* **Exercise requirements**: Records follow. Select each line holding "them".

── Record extracts

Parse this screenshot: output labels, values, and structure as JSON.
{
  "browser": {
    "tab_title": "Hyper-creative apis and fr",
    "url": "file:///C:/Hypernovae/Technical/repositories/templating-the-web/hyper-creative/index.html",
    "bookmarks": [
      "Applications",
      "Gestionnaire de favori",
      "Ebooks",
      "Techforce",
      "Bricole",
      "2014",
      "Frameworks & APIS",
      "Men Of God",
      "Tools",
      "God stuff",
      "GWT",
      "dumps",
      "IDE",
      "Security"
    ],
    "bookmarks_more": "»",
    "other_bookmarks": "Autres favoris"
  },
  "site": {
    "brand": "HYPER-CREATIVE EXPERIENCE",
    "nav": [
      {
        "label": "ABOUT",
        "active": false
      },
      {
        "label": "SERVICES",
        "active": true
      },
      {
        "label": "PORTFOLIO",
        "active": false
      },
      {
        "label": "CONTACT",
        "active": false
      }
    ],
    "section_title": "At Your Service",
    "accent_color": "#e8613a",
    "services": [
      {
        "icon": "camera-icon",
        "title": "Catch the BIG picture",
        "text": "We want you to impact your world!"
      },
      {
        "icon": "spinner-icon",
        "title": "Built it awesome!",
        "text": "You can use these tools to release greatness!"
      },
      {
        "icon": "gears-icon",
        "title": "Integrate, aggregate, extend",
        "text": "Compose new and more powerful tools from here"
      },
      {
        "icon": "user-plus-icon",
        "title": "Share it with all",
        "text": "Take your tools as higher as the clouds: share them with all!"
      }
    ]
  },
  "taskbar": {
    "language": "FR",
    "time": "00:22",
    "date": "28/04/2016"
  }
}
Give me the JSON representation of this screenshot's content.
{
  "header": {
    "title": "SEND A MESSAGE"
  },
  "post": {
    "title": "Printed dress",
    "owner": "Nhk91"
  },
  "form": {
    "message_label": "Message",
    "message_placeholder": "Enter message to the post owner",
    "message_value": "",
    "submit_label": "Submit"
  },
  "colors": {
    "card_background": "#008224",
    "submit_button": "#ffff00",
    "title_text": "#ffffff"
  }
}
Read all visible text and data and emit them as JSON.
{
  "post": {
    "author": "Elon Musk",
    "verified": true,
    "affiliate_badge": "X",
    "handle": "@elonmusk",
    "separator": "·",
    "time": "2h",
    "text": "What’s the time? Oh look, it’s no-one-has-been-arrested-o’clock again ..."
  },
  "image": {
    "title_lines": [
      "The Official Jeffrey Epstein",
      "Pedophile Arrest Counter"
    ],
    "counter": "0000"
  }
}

────

* **Answer to this exercise**:
        "text": "Take your tools as higher as the clouds: share them with all!"
Read all visible text and data and emit them as JSON.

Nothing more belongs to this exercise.